[SUPPLIED DATA]
- - - -

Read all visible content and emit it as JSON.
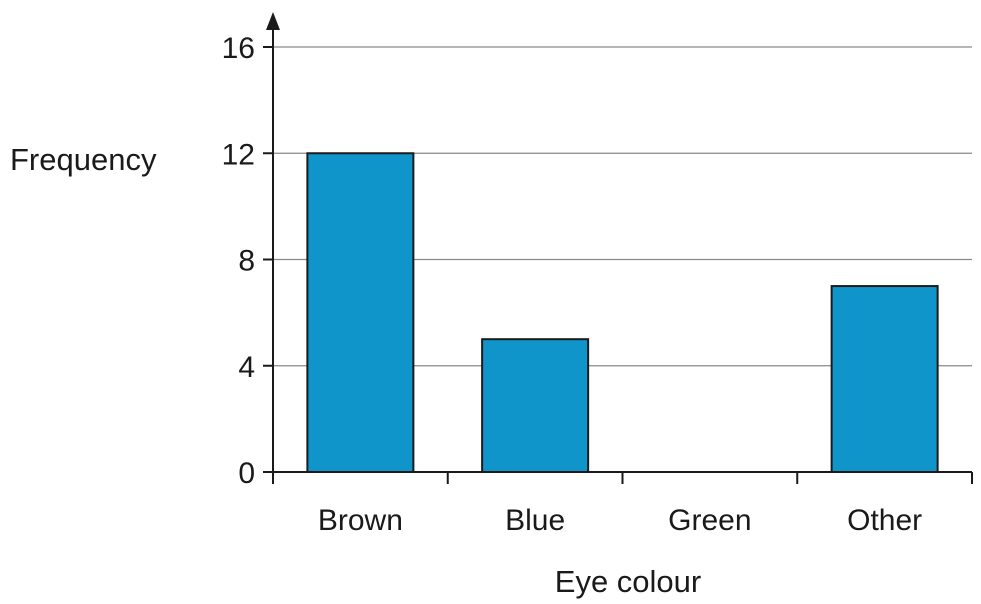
{
  "chart_data": {
    "type": "bar",
    "categories": [
      "Brown",
      "Blue",
      "Green",
      "Other"
    ],
    "values": [
      12,
      5,
      0,
      7
    ],
    "title": "",
    "xlabel": "Eye colour",
    "ylabel": "Frequency",
    "ylim": [
      0,
      16
    ],
    "yticks": [
      0,
      4,
      8,
      12,
      16
    ],
    "grid": true,
    "bar_color": "#0f95c9"
  }
}
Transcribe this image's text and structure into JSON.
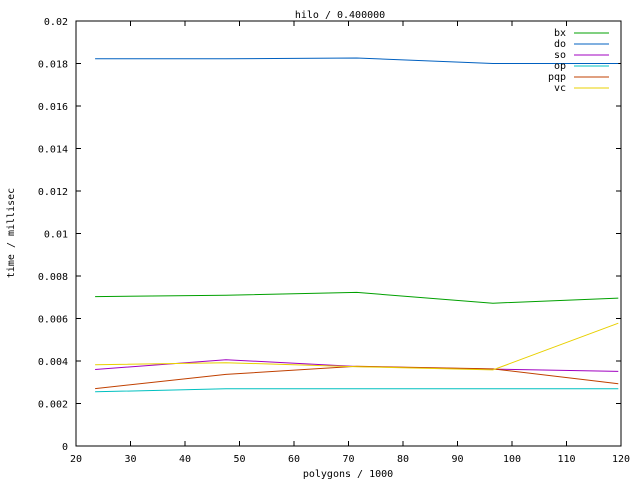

- - - -

[AIM OF THE EXERCISE] Transcribe the preceding listing in its entirety and with exact wording, leaving out pictures.

[OUTPUT OF THE TASK]
Read all visible content and emit it as JSON.
{
  "chart_data": {
    "type": "bar",
    "categories": [
      "Brown",
      "Blue",
      "Green",
      "Other"
    ],
    "values": [
      12,
      5,
      0,
      7
    ],
    "title": "",
    "xlabel": "Eye colour",
    "ylabel": "Frequency",
    "ylim": [
      0,
      16
    ],
    "yticks": [
      0,
      4,
      8,
      12,
      16
    ],
    "grid": true,
    "bar_color": "#0f95c9"
  }
}
Transcribe this image's text and structure into JSON.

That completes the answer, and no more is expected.